Stated goal: Your task is to print all of the data word for word.

Exercise materials:
━━━━━━

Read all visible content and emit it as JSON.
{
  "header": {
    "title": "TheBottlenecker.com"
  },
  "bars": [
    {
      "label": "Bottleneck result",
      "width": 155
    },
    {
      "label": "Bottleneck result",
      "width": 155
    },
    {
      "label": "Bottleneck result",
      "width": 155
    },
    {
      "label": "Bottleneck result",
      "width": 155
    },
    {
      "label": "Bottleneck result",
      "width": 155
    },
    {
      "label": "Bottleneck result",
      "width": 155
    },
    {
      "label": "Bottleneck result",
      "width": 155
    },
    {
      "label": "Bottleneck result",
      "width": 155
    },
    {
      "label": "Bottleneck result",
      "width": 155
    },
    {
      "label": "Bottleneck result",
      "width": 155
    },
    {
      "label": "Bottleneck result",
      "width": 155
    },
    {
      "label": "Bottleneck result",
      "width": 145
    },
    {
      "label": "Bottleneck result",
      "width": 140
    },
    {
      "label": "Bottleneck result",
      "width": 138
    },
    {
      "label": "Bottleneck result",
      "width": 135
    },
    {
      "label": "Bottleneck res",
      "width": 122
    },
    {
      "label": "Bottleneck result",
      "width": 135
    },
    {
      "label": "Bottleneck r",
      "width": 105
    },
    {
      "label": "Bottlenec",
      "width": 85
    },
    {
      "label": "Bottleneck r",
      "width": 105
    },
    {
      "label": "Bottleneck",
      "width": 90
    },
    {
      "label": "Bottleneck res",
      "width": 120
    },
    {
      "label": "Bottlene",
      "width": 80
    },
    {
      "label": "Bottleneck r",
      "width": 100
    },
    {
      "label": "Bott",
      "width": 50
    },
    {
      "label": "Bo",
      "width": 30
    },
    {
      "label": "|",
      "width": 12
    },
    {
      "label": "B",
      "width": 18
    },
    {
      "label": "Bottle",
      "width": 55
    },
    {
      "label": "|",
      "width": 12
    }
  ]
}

━━━━━━

Response to the task:
Read all visible content and emit it as JSON.
{
  "header": {
    "title": "TheBottlenecker.com"
  },
  "bars": [
    {
      "label": "Bottleneck result",
      "width": 155
    },
    {
      "label": "Bottleneck result",
      "width": 155
    },
    {
      "label": "Bottleneck result",
      "width": 155
    },
    {
      "label": "Bottleneck result",
      "width": 155
    },
    {
      "label": "Bottleneck result",
      "width": 155
    },
    {
      "label": "Bottleneck result",
      "width": 155
    },
    {
      "label": "Bottleneck result",
      "width": 155
    },
    {
      "label": "Bottleneck result",
      "width": 155
    },
    {
      "label": "Bottleneck result",
      "width": 155
    },
    {
      "label": "Bottleneck result",
      "width": 155
    },
    {
      "label": "Bottleneck result",
      "width": 155
    },
    {
      "label": "Bottleneck result",
      "width": 145
    },
    {
      "label": "Bottleneck result",
      "width": 140
    },
    {
      "label": "Bottleneck result",
      "width": 138
    },
    {
      "label": "Bottleneck result",
      "width": 135
    },
    {
      "label": "Bottleneck res",
      "width": 122
    },
    {
      "label": "Bottleneck result",
      "width": 135
    },
    {
      "label": "Bottleneck r",
      "width": 105
    },
    {
      "label": "Bottlenec",
      "width": 85
    },
    {
      "label": "Bottleneck r",
      "width": 105
    },
    {
      "label": "Bottleneck",
      "width": 90
    },
    {
      "label": "Bottleneck res",
      "width": 120
    },
    {
      "label": "Bottlene",
      "width": 80
    },
    {
      "label": "Bottleneck r",
      "width": 100
    },
    {
      "label": "Bott",
      "width": 50
    },
    {
      "label": "Bo",
      "width": 30
    },
    {
      "label": "|",
      "width": 12
    },
    {
      "label": "B",
      "width": 18
    },
    {
      "label": "Bottle",
      "width": 55
    },
    {
      "label": "|",
      "width": 12
    }
  ]
}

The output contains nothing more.